Start of EXTRACTED MATERIAL

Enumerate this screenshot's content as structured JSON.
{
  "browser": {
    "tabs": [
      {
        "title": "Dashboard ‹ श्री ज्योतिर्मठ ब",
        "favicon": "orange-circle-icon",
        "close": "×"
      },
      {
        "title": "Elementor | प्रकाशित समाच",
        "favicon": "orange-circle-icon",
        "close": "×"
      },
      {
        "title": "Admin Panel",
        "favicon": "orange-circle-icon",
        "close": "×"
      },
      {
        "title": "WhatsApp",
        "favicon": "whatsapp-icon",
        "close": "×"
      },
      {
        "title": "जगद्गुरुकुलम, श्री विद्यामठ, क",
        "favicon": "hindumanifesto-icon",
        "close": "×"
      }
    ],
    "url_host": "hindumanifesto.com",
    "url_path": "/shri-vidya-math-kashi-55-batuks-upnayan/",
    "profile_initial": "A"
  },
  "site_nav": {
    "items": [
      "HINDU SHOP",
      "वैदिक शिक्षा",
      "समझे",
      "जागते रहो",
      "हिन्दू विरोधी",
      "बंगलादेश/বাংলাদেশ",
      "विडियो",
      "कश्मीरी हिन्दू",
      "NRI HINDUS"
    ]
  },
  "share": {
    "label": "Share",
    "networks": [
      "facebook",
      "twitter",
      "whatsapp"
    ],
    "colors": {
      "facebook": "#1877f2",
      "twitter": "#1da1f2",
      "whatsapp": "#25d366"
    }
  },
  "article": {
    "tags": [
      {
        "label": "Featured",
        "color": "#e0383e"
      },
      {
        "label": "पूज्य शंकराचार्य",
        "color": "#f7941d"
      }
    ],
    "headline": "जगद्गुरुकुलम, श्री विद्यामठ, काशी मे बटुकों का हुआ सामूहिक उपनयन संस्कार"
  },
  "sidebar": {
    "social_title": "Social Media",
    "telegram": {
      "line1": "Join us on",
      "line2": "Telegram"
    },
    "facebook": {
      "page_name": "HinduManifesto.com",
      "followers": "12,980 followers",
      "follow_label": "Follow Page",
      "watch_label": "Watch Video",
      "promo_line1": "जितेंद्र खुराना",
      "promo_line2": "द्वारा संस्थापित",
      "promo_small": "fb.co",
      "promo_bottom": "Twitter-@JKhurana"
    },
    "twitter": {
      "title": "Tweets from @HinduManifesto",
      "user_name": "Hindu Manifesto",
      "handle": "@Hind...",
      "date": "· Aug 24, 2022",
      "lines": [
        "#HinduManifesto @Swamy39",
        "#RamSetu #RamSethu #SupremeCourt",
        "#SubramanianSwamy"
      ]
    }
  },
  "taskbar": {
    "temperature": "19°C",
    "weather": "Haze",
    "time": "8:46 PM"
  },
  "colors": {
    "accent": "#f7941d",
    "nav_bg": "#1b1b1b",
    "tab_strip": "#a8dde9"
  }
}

End of EXTRACTED MATERIAL

Please repeat all the records above exactly as they appear.

> [COMPLETED TASK]:
Enumerate this screenshot's content as structured JSON.
{
  "browser": {
    "tabs": [
      {
        "title": "Dashboard ‹ श्री ज्योतिर्मठ ब",
        "favicon": "orange-circle-icon",
        "close": "×"
      },
      {
        "title": "Elementor | प्रकाशित समाच",
        "favicon": "orange-circle-icon",
        "close": "×"
      },
      {
        "title": "Admin Panel",
        "favicon": "orange-circle-icon",
        "close": "×"
      },
      {
        "title": "WhatsApp",
        "favicon": "whatsapp-icon",
        "close": "×"
      },
      {
        "title": "जगद्गुरुकुलम, श्री विद्यामठ, क",
        "favicon": "hindumanifesto-icon",
        "close": "×"
      }
    ],
    "url_host": "hindumanifesto.com",
    "url_path": "/shri-vidya-math-kashi-55-batuks-upnayan/",
    "profile_initial": "A"
  },
  "site_nav": {
    "items": [
      "HINDU SHOP",
      "वैदिक शिक्षा",
      "समझे",
      "जागते रहो",
      "हिन्दू विरोधी",
      "बंगलादेश/বাংলাদেশ",
      "विडियो",
      "कश्मीरी हिन्दू",
      "NRI HINDUS"
    ]
  },
  "share": {
    "label": "Share",
    "networks": [
      "facebook",
      "twitter",
      "whatsapp"
    ],
    "colors": {
      "facebook": "#1877f2",
      "twitter": "#1da1f2",
      "whatsapp": "#25d366"
    }
  },
  "article": {
    "tags": [
      {
        "label": "Featured",
        "color": "#e0383e"
      },
      {
        "label": "पूज्य शंकराचार्य",
        "color": "#f7941d"
      }
    ],
    "headline": "जगद्गुरुकुलम, श्री विद्यामठ, काशी मे बटुकों का हुआ सामूहिक उपनयन संस्कार"
  },
  "sidebar": {
    "social_title": "Social Media",
    "telegram": {
      "line1": "Join us on",
      "line2": "Telegram"
    },
    "facebook": {
      "page_name": "HinduManifesto.com",
      "followers": "12,980 followers",
      "follow_label": "Follow Page",
      "watch_label": "Watch Video",
      "promo_line1": "जितेंद्र खुराना",
      "promo_line2": "द्वारा संस्थापित",
      "promo_small": "fb.co",
      "promo_bottom": "Twitter-@JKhurana"
    },
    "twitter": {
      "title": "Tweets from @HinduManifesto",
      "user_name": "Hindu Manifesto",
      "handle": "@Hind...",
      "date": "· Aug 24, 2022",
      "lines": [
        "#HinduManifesto @Swamy39",
        "#RamSetu #RamSethu #SupremeCourt",
        "#SubramanianSwamy"
      ]
    }
  },
  "taskbar": {
    "temperature": "19°C",
    "weather": "Haze",
    "time": "8:46 PM"
  },
  "colors": {
    "accent": "#f7941d",
    "nav_bg": "#1b1b1b",
    "tab_strip": "#a8dde9"
  }
}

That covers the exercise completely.